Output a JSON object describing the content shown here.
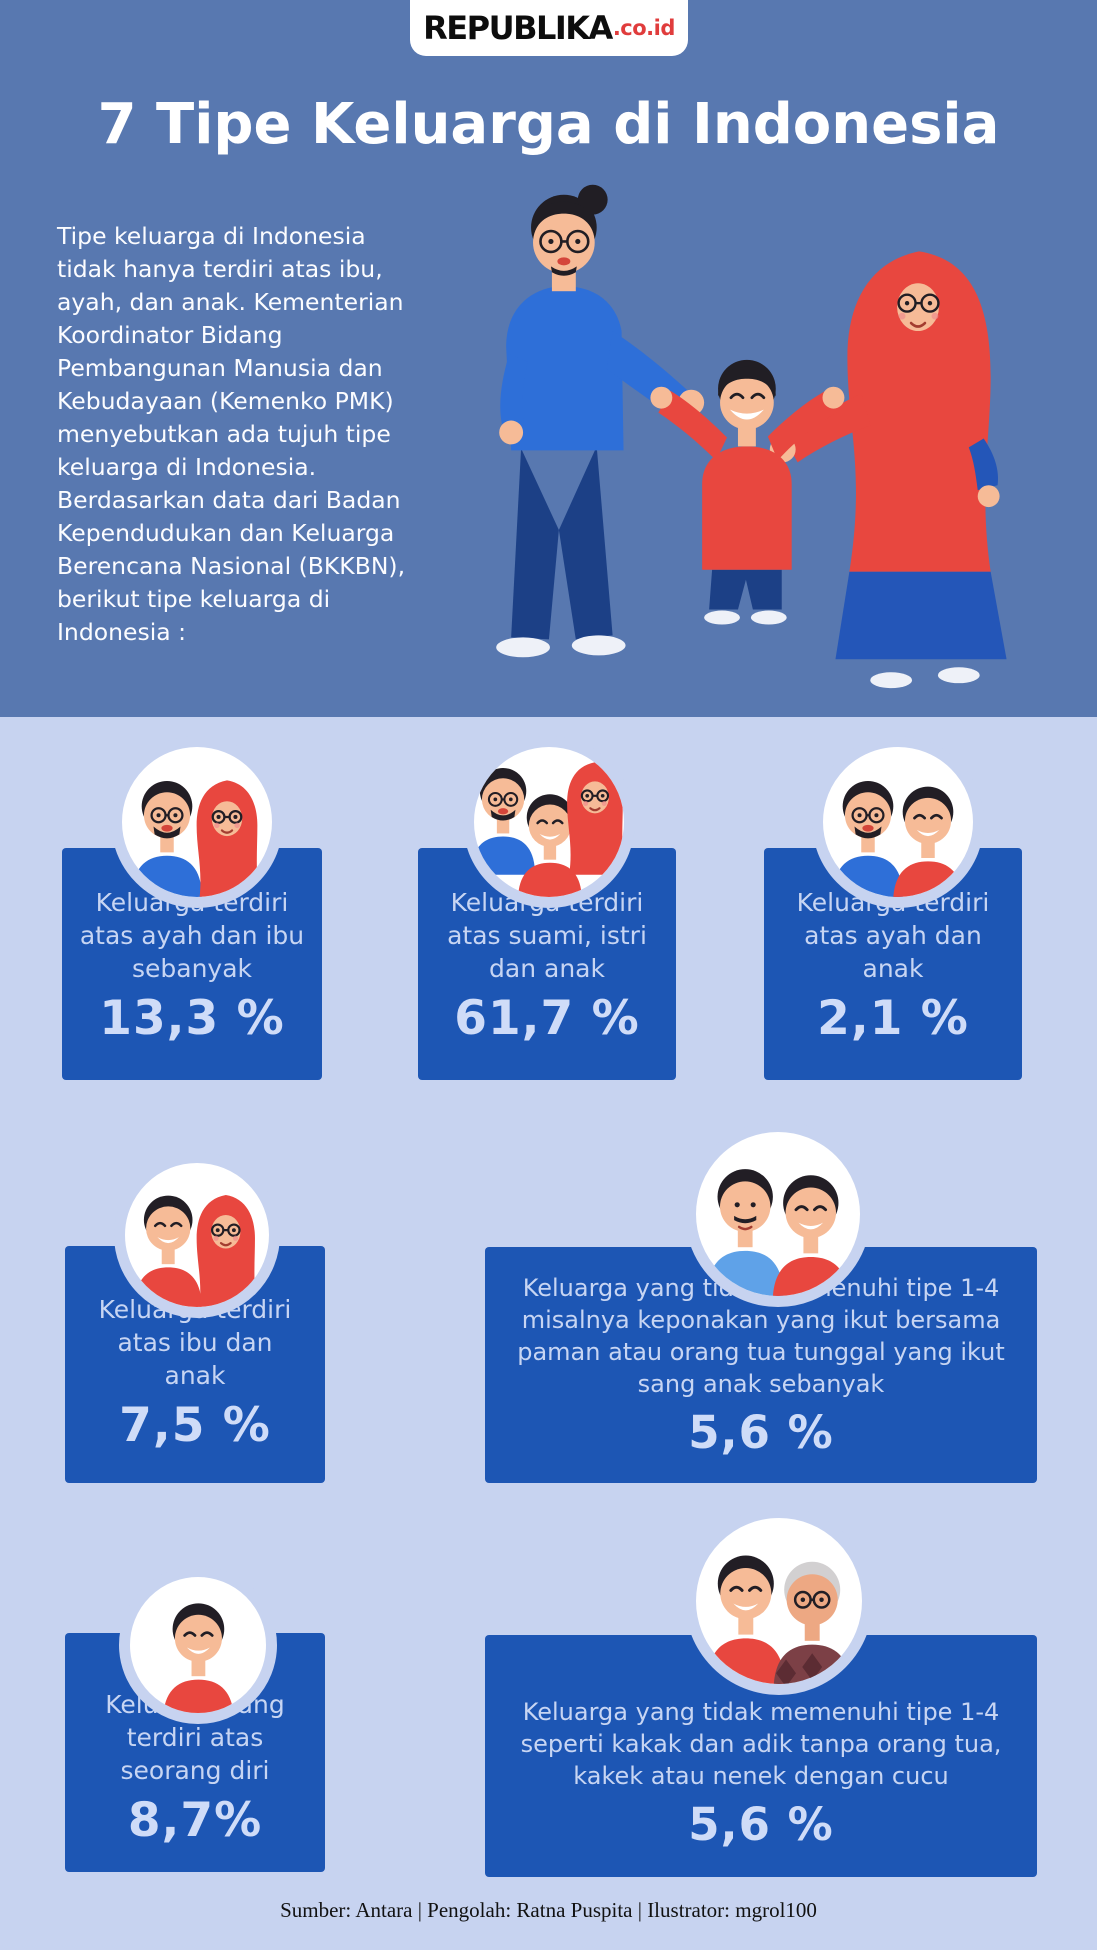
{
  "brand": {
    "name": "REPUBLIKA",
    "suffix": ".co.id"
  },
  "title": "7 Tipe Keluarga di Indonesia",
  "intro": "Tipe keluarga di Indonesia tidak hanya terdiri atas ibu, ayah, dan anak. Kementerian Koordinator Bidang Pembangunan Manusia dan Kebudayaan (Kemenko PMK) menyebutkan ada tujuh tipe keluarga di Indonesia. Berdasarkan data dari Badan Kependudukan dan Keluarga Berencana Nasional (BKKBN), berikut tipe keluarga di Indonesia :",
  "hero": {
    "persons": [
      "father-glasses",
      "child-arms-up",
      "mother-red-hijab"
    ]
  },
  "cards": [
    {
      "label": "Keluarga terdiri atas ayah dan ibu sebanyak",
      "value": "13,3 %",
      "persons": [
        "man",
        "woman-hijab"
      ]
    },
    {
      "label": "Keluarga terdiri atas suami, istri dan anak",
      "value": "61,7 %",
      "persons": [
        "man",
        "boy",
        "woman-hijab"
      ]
    },
    {
      "label": "Keluarga terdiri atas ayah dan anak",
      "value": "2,1 %",
      "persons": [
        "man",
        "boy"
      ]
    },
    {
      "label": "Keluarga terdiri atas ibu dan anak",
      "value": "7,5 %",
      "persons": [
        "boy",
        "woman-hijab"
      ]
    },
    {
      "label": "Keluarga yang tidak memenuhi tipe 1-4 misalnya keponakan yang ikut bersama paman atau orang tua tunggal yang ikut sang anak sebanyak",
      "value": "5,6 %",
      "persons": [
        "uncle",
        "boy"
      ]
    },
    {
      "label": "Keluarga yang terdiri atas seorang diri",
      "value": "8,7%",
      "persons": [
        "boy"
      ]
    },
    {
      "label": "Keluarga yang tidak memenuhi tipe 1-4 seperti kakak dan adik tanpa orang tua, kakek atau nenek dengan cucu",
      "value": "5,6 %",
      "persons": [
        "boy",
        "grandfather"
      ]
    }
  ],
  "footer": {
    "credits": "Sumber: Antara | Pengolah: Ratna Puspita | Ilustrator: mgrol100"
  },
  "colors": {
    "header_bg": "#5878b0",
    "body_bg": "#c7d3f0",
    "card_bg": "#1d56b4",
    "card_text": "#c7d5f3",
    "value_text": "#cfdcf8",
    "logo_red": "#e03c3c",
    "illustration_red": "#e8473f",
    "illustration_blue": "#2e6fd8",
    "illustration_navy": "#1c4086",
    "skin": "#f6bb97"
  },
  "chart_data": {
    "type": "table",
    "title": "7 Tipe Keluarga di Indonesia",
    "unit": "%",
    "categories": [
      "Keluarga terdiri atas ayah dan ibu",
      "Keluarga terdiri atas suami, istri dan anak",
      "Keluarga terdiri atas ayah dan anak",
      "Keluarga terdiri atas ibu dan anak",
      "Keluarga yang tidak memenuhi tipe 1-4 misalnya keponakan yang ikut bersama paman atau orang tua tunggal yang ikut sang anak",
      "Keluarga yang terdiri atas seorang diri",
      "Keluarga yang tidak memenuhi tipe 1-4 seperti kakak dan adik tanpa orang tua, kakek atau nenek dengan cucu"
    ],
    "values": [
      13.3,
      61.7,
      2.1,
      7.5,
      5.6,
      8.7,
      5.6
    ],
    "source": "Sumber: Antara | Pengolah: Ratna Puspita | Ilustrator: mgrol100"
  }
}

———

### INSTRUCTIONS FOR THE TASK
Scan the entries above. Copy each line that has the string "adik".

### FINAL ANSWER
      "label": "Keluarga yang tidak memenuhi tipe 1-4 seperti kakak dan adik tanpa orang tua, kakek atau nenek dengan cucu",
      "Keluarga yang tidak memenuhi tipe 1-4 seperti kakak dan adik tanpa orang tua, kakek atau nenek dengan cucu"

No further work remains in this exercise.